Type out the data exactly as given. Skip any image.

>> START

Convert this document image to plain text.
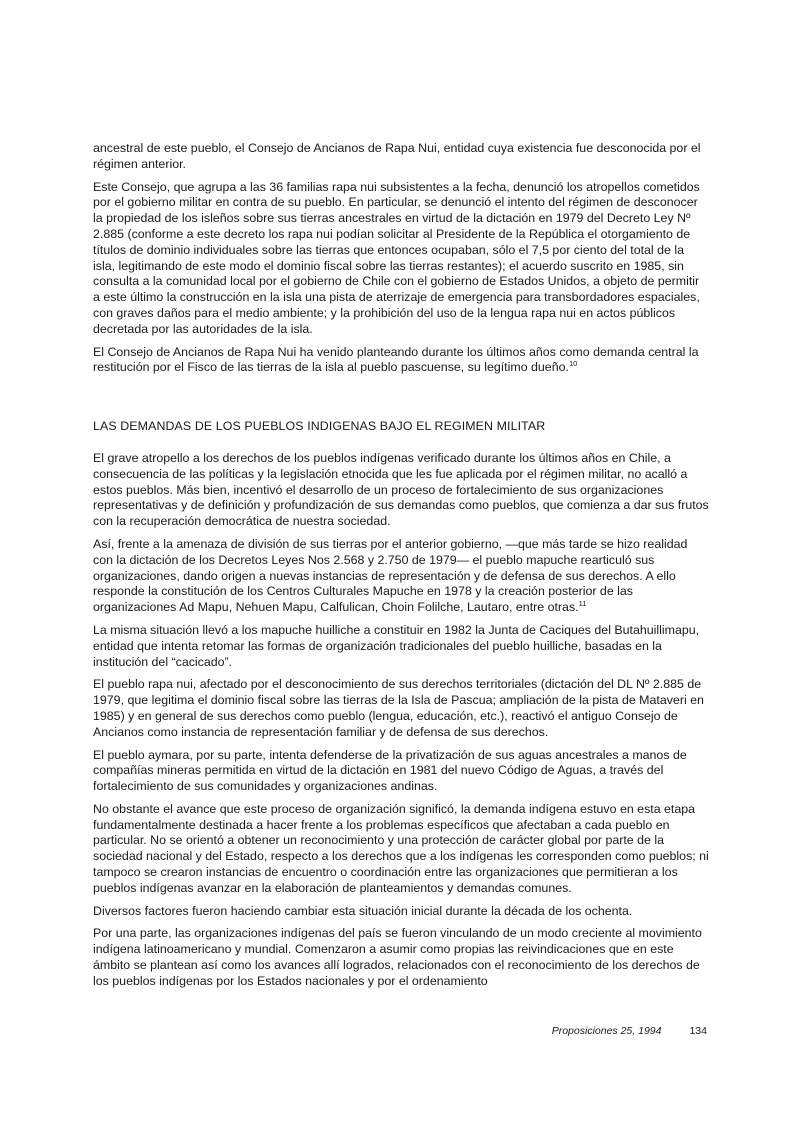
ancestral de este pueblo, el Consejo de Ancianos de Rapa Nui, entidad cuya existencia fue desconocida por el régimen anterior.

Este Consejo, que agrupa a las 36 familias rapa nui subsistentes a la fecha, denunció los atropellos cometidos por el gobierno militar en contra de su pueblo. En particular, se denunció el intento del régimen de desconocer la propiedad de los isleños sobre sus tierras ancestrales en virtud de la dictación en 1979 del Decreto Ley Nº 2.885 (conforme a este decreto los rapa nui podían solicitar al Presidente de la República el otorgamiento de títulos de dominio individuales sobre las tierras que entonces ocupaban, sólo el 7,5 por ciento del total de la isla, legitimando de este modo el dominio fiscal sobre las tierras restantes); el acuerdo suscrito en 1985, sin consulta a la comunidad local por el gobierno de Chile con el gobierno de Estados Unidos, a objeto de permitir a este último la construcción en la isla una pista de aterrizaje de emergencia para transbordadores espaciales, con graves daños para el medio ambiente; y la prohibición del uso de la lengua rapa nui en actos públicos decretada por las autoridades de la isla.

El Consejo de Ancianos de Rapa Nui ha venido planteando durante los últimos años como demanda central la restitución por el Fisco de las tierras de la isla al pueblo pascuense, su legítimo dueño.$^{10}$

LAS DEMANDAS DE LOS PUEBLOS INDIGENAS BAJO EL REGIMEN MILITAR

El grave atropello a los derechos de los pueblos indígenas verificado durante los últimos años en Chile, a consecuencia de las políticas y la legislación etnocida que les fue aplicada por el régimen militar, no acalló a estos pueblos. Más bien, incentivó el desarrollo de un proceso de fortalecimiento de sus organizaciones representativas y de definición y profundización de sus demandas como pueblos, que comienza a dar sus frutos con la recuperación democrática de nuestra sociedad.

Así, frente a la amenaza de división de sus tierras por el anterior gobierno, —que más tarde se hizo realidad con la dictación de los Decretos Leyes Nos 2.568 y 2.750 de 1979— el pueblo mapuche rearticuló sus organizaciones, dando origen a nuevas instancias de representación y de defensa de sus derechos. A ello responde la constitución de los Centros Culturales Mapuche en 1978 y la creación posterior de las organizaciones Ad Mapu, Nehuen Mapu, Calfulican, Choin Folilche, Lautaro, entre otras.$^{11}$

La misma situación llevó a los mapuche huilliche a constituir en 1982 la Junta de Caciques del Butahuillimapu, entidad que intenta retomar las formas de organización tradicionales del pueblo huilliche, basadas en la institución del “cacicado”.

El pueblo rapa nui, afectado por el desconocimiento de sus derechos territoriales (dictación del DL Nº 2.885 de 1979, que legitima el dominio fiscal sobre las tierras de la Isla de Pascua; ampliación de la pista de Mataveri en 1985) y en general de sus derechos como pueblo (lengua, educación, etc.), reactivó el antiguo Consejo de Ancianos como instancia de representación familiar y de defensa de sus derechos.

El pueblo aymara, por su parte, intenta defenderse de la privatización de sus aguas ancestrales a manos de compañías mineras permitida en virtud de la dictación en 1981 del nuevo Código de Aguas, a través del fortalecimiento de sus comunidades y organizaciones andinas.

No obstante el avance que este proceso de organización significó, la demanda indígena estuvo en esta etapa fundamentalmente destinada a hacer frente a los problemas específicos que afectaban a cada pueblo en particular. No se orientó a obtener un reconocimiento y una protección de carácter global por parte de la sociedad nacional y del Estado, respecto a los derechos que a los indígenas les corresponden como pueblos; ni tampoco se crearon instancias de encuentro o coordinación entre las organizaciones que permitieran a los pueblos indígenas avanzar en la elaboración de planteamientos y demandas comunes.

Diversos factores fueron haciendo cambiar esta situación inicial durante la década de los ochenta.

Por una parte, las organizaciones indígenas del país se fueron vinculando de un modo creciente al movimiento indígena latinoamericano y mundial. Comenzaron a asumir como propias las reivindicaciones que en este ámbito se plantean así como los avances allí logrados, relacionados con el reconocimiento de los derechos de los pueblos indígenas por los Estados nacionales y por el ordenamiento

Proposiciones 25, 1994	134
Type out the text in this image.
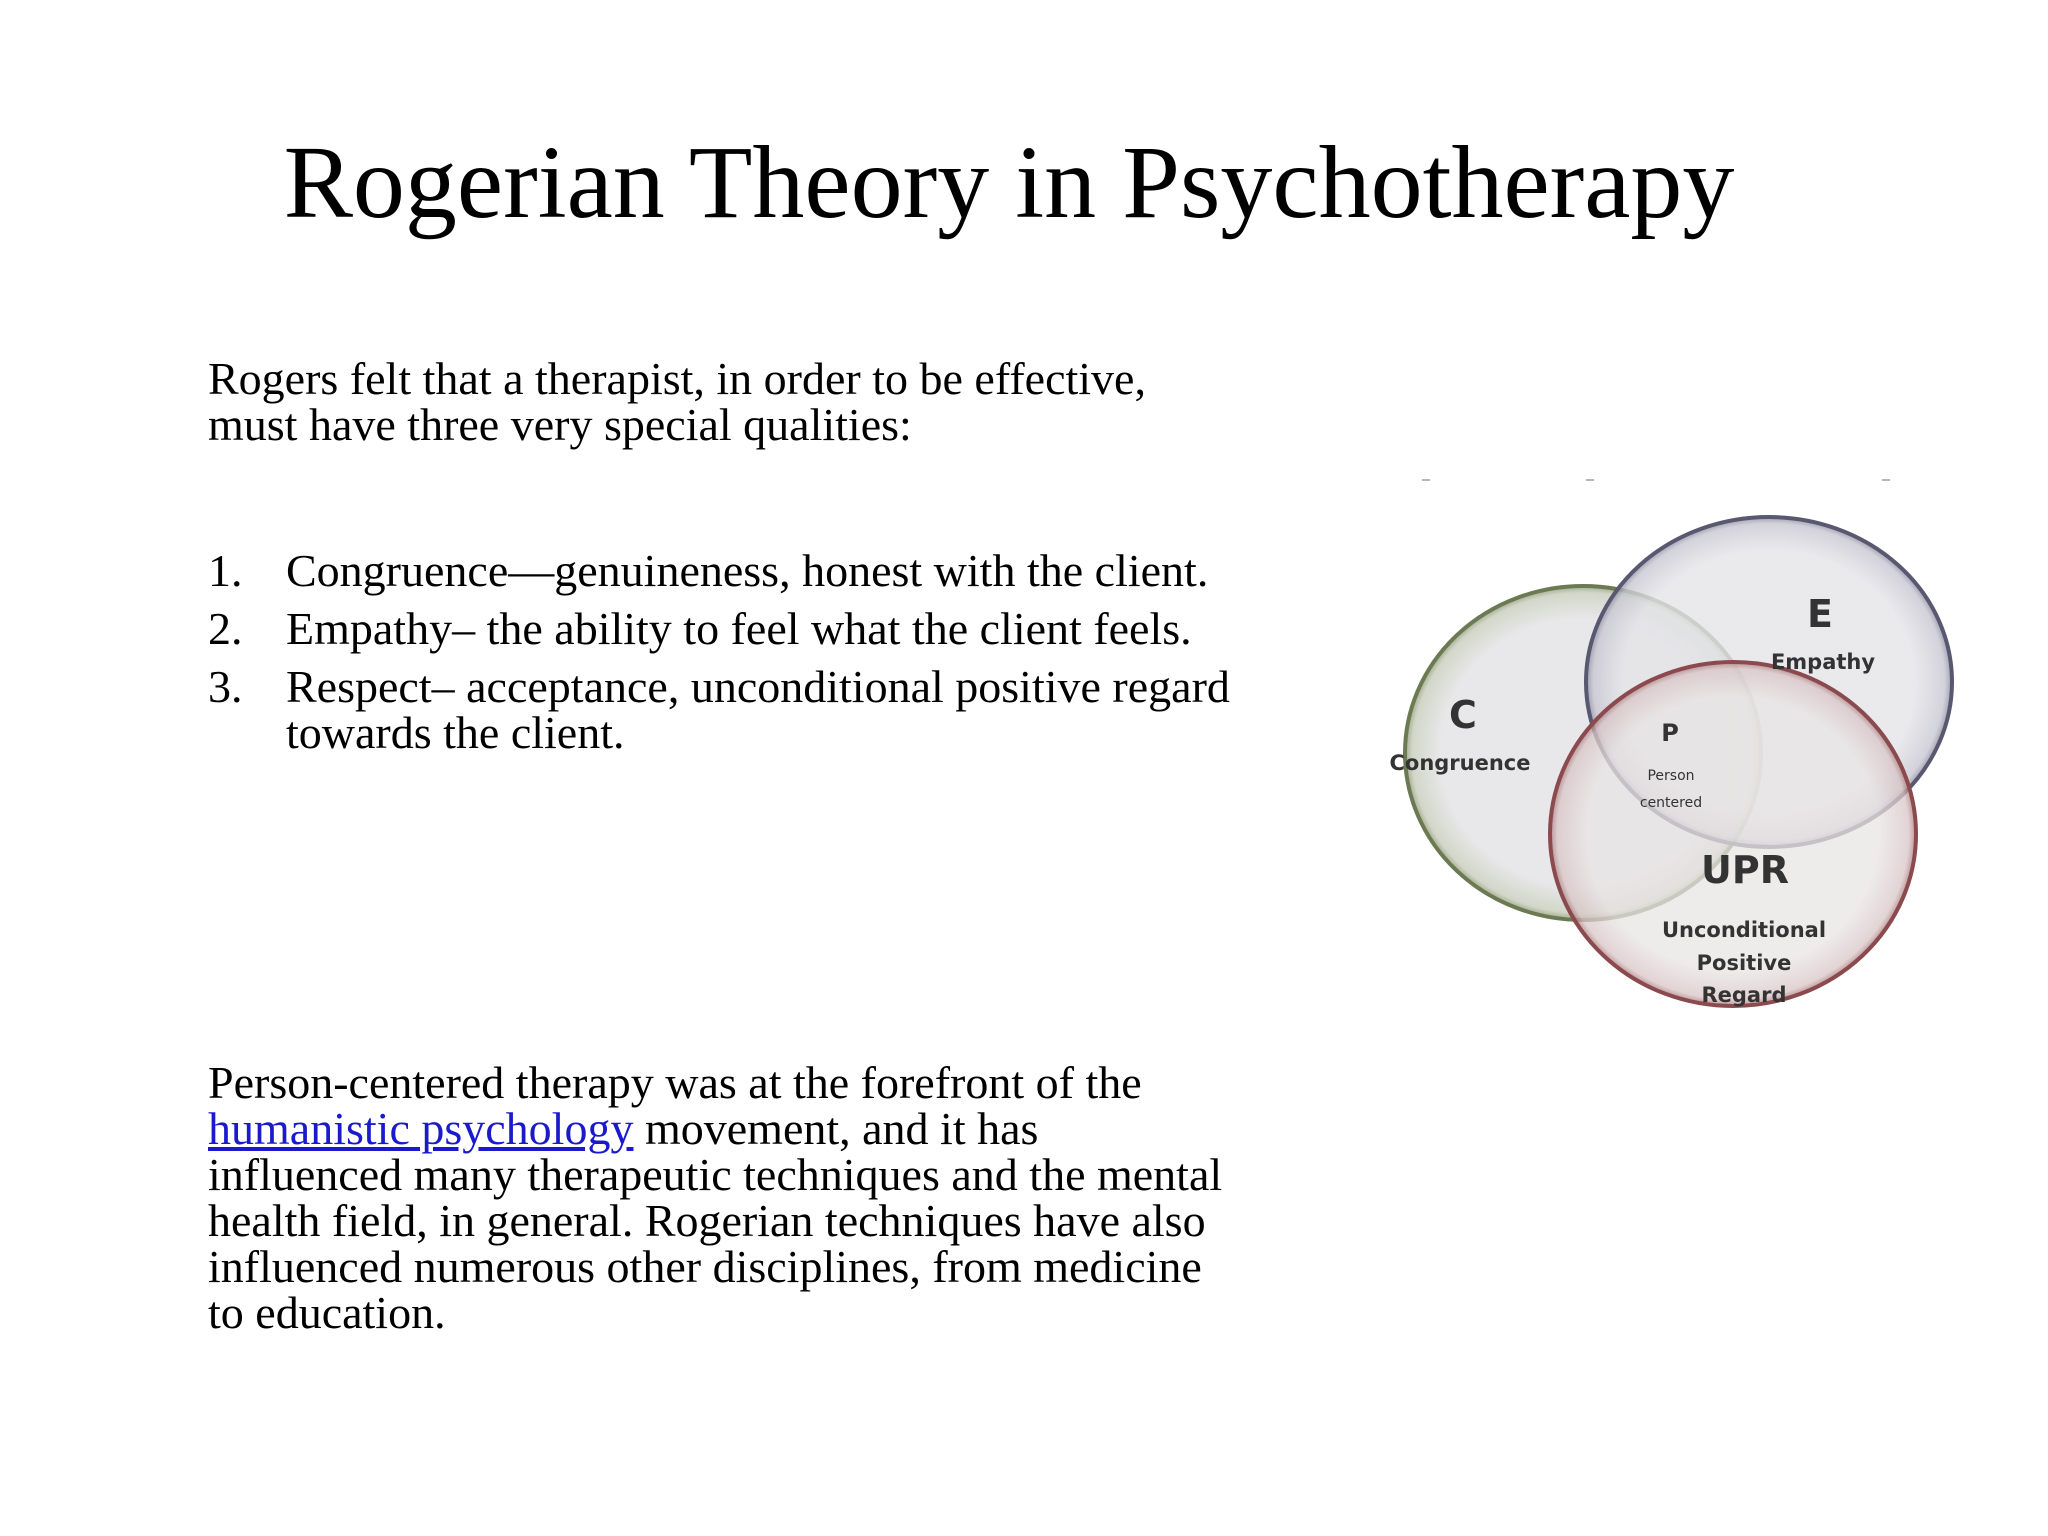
Rogerian Theory in Psychotherapy
Rogers felt that a therapist, in order to be effective,
must have three very special qualities:
1. Congruence—genuineness, honest with the client.
2. Empathy– the ability to feel what the client feels.
3. Respect– acceptance, unconditional positive regard
towards the client.
Person-centered therapy was at the forefront of the
humanistic psychology movement, and it has
influenced many therapeutic techniques and the mental
health field, in general. Rogerian techniques have also
influenced numerous other disciplines, from medicine
to education.
C
Congruence
E
Empathy
P
Person
centered
UPR
Unconditional
Positive
Regard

>> END

• [Solution below]
Convert this document image to plain text.
ancestral de este pueblo, el Consejo de Ancianos de Rapa Nui, entidad cuya existencia fue desconocida por el régimen anterior.

Este Consejo, que agrupa a las 36 familias rapa nui subsistentes a la fecha, denunció los atropellos cometidos por el gobierno militar en contra de su pueblo. En particular, se denunció el intento del régimen de desconocer la propiedad de los isleños sobre sus tierras ancestrales en virtud de la dictación en 1979 del Decreto Ley Nº 2.885 (conforme a este decreto los rapa nui podían solicitar al Presidente de la República el otorgamiento de títulos de dominio individuales sobre las tierras que entonces ocupaban, sólo el 7,5 por ciento del total de la isla, legitimando de este modo el dominio fiscal sobre las tierras restantes); el acuerdo suscrito en 1985, sin consulta a la comunidad local por el gobierno de Chile con el gobierno de Estados Unidos, a objeto de permitir a este último la construcción en la isla una pista de aterrizaje de emergencia para transbordadores espaciales, con graves daños para el medio ambiente; y la prohibición del uso de la lengua rapa nui en actos públicos decretada por las autoridades de la isla.

El Consejo de Ancianos de Rapa Nui ha venido planteando durante los últimos años como demanda central la restitución por el Fisco de las tierras de la isla al pueblo pascuense, su legítimo dueño.$^{10}$

LAS DEMANDAS DE LOS PUEBLOS INDIGENAS BAJO EL REGIMEN MILITAR

El grave atropello a los derechos de los pueblos indígenas verificado durante los últimos años en Chile, a consecuencia de las políticas y la legislación etnocida que les fue aplicada por el régimen militar, no acalló a estos pueblos. Más bien, incentivó el desarrollo de un proceso de fortalecimiento de sus organizaciones representativas y de definición y profundización de sus demandas como pueblos, que comienza a dar sus frutos con la recuperación democrática de nuestra sociedad.

Así, frente a la amenaza de división de sus tierras por el anterior gobierno, —que más tarde se hizo realidad con la dictación de los Decretos Leyes Nos 2.568 y 2.750 de 1979— el pueblo mapuche rearticuló sus organizaciones, dando origen a nuevas instancias de representación y de defensa de sus derechos. A ello responde la constitución de los Centros Culturales Mapuche en 1978 y la creación posterior de las organizaciones Ad Mapu, Nehuen Mapu, Calfulican, Choin Folilche, Lautaro, entre otras.$^{11}$

La misma situación llevó a los mapuche huilliche a constituir en 1982 la Junta de Caciques del Butahuillimapu, entidad que intenta retomar las formas de organización tradicionales del pueblo huilliche, basadas en la institución del “cacicado”.

El pueblo rapa nui, afectado por el desconocimiento de sus derechos territoriales (dictación del DL Nº 2.885 de 1979, que legitima el dominio fiscal sobre las tierras de la Isla de Pascua; ampliación de la pista de Mataveri en 1985) y en general de sus derechos como pueblo (lengua, educación, etc.), reactivó el antiguo Consejo de Ancianos como instancia de representación familiar y de defensa de sus derechos.

El pueblo aymara, por su parte, intenta defenderse de la privatización de sus aguas ancestrales a manos de compañías mineras permitida en virtud de la dictación en 1981 del nuevo Código de Aguas, a través del fortalecimiento de sus comunidades y organizaciones andinas.

No obstante el avance que este proceso de organización significó, la demanda indígena estuvo en esta etapa fundamentalmente destinada a hacer frente a los problemas específicos que afectaban a cada pueblo en particular. No se orientó a obtener un reconocimiento y una protección de carácter global por parte de la sociedad nacional y del Estado, respecto a los derechos que a los indígenas les corresponden como pueblos; ni tampoco se crearon instancias de encuentro o coordinación entre las organizaciones que permitieran a los pueblos indígenas avanzar en la elaboración de planteamientos y demandas comunes.

Diversos factores fueron haciendo cambiar esta situación inicial durante la década de los ochenta.

Por una parte, las organizaciones indígenas del país se fueron vinculando de un modo creciente al movimiento indígena latinoamericano y mundial. Comenzaron a asumir como propias las reivindicaciones que en este ámbito se plantean así como los avances allí logrados, relacionados con el reconocimiento de los derechos de los pueblos indígenas por los Estados nacionales y por el ordenamiento

Proposiciones 25, 1994	134
Type out the text in this image.
Rogerian Theory in Psychotherapy
Rogers felt that a therapist, in order to be effective,
must have three very special qualities:
1. Congruence—genuineness, honest with the client.
2. Empathy– the ability to feel what the client feels.
3. Respect– acceptance, unconditional positive regard
towards the client.
Person-centered therapy was at the forefront of the
humanistic psychology movement, and it has
influenced many therapeutic techniques and the mental
health field, in general. Rogerian techniques have also
influenced numerous other disciplines, from medicine
to education.
C
Congruence
E
Empathy
P
Person
centered
UPR
Unconditional
Positive
Regard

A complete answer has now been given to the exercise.